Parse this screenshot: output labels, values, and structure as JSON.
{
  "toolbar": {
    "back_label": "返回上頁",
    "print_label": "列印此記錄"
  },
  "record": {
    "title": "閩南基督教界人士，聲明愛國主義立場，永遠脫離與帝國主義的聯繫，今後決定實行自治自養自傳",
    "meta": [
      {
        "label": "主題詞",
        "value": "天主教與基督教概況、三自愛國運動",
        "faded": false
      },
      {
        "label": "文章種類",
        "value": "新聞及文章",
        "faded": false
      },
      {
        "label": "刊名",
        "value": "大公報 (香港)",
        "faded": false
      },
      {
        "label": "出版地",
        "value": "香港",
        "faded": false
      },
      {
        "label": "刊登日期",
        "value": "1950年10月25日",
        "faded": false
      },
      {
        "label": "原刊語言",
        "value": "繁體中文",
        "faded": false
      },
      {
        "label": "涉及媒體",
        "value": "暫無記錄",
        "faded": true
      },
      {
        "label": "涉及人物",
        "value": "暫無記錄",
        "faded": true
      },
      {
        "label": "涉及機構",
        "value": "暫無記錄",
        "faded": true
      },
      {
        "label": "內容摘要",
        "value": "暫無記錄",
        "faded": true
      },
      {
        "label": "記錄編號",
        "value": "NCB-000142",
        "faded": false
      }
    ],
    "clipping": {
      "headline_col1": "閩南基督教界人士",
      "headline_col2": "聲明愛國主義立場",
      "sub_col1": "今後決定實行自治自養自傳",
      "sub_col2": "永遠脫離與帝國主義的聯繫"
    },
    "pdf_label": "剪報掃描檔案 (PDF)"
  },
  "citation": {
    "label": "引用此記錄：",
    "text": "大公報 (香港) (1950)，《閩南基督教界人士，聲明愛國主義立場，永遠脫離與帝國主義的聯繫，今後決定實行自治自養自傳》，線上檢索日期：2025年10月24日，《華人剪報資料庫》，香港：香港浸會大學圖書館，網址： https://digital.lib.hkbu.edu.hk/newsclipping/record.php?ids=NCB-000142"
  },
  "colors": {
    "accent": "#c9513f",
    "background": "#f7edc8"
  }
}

Given request — Collect every line above that contains the word "今後決定實行自治自養自傳".

Solution to the problem —
    "title": "閩南基督教界人士，聲明愛國主義立場，永遠脫離與帝國主義的聯繫，今後決定實行自治自養自傳",
      "sub_col1": "今後決定實行自治自養自傳",
    "text": "大公報 (香港) (1950)，《閩南基督教界人士，聲明愛國主義立場，永遠脫離與帝國主義的聯繫，今後決定實行自治自養自傳》，線上檢索日期：2025年10月24日，《華人剪報資料庫》，香港：香港浸會大學圖書館，網址： https://digital.lib.hkbu.edu.hk/newsclipping/record.php?ids=NCB-000142"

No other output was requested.